Exercise instructions: Lines that contain the string "asubuhi" are to be copied; leave out all others.

Supplied records:
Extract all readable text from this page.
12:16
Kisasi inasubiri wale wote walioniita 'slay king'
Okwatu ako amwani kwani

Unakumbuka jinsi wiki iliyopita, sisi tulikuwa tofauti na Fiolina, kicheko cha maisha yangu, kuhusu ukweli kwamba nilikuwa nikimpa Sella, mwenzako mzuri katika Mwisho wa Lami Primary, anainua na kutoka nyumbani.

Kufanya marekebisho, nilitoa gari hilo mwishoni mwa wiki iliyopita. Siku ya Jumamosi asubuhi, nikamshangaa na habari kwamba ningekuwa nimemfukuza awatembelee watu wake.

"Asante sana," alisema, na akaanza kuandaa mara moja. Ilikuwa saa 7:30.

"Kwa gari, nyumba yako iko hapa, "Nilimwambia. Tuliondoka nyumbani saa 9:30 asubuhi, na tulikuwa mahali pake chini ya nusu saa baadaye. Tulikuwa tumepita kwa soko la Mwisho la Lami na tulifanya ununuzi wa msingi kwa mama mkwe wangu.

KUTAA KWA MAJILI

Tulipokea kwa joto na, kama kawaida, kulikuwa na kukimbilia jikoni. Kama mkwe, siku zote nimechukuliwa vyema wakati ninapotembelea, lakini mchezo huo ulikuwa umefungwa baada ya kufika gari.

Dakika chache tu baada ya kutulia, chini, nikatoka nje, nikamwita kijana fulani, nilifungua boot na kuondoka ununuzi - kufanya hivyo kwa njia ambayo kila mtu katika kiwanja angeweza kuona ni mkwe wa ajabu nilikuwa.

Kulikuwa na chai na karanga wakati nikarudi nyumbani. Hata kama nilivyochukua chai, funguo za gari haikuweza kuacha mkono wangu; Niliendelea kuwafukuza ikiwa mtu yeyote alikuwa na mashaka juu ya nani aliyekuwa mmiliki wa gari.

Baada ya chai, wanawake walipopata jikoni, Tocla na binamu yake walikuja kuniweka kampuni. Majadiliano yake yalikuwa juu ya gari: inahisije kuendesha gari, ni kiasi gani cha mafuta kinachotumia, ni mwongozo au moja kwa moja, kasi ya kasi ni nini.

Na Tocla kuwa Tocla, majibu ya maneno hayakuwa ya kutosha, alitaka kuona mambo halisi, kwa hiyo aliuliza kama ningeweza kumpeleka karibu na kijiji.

Complete output:
Kufanya marekebisho, nilitoa gari hilo mwishoni mwa wiki iliyopita. Siku ya Jumamosi asubuhi, nikamshangaa na habari kwamba ningekuwa nimemfukuza awatembelee watu wake.
"Kwa gari, nyumba yako iko hapa, "Nilimwambia. Tuliondoka nyumbani saa 9:30 asubuhi, na tulikuwa mahali pake chini ya nusu saa baadaye. Tulikuwa tumepita kwa soko la Mwisho la Lami na tulifanya ununuzi wa msingi kwa mama mkwe wangu.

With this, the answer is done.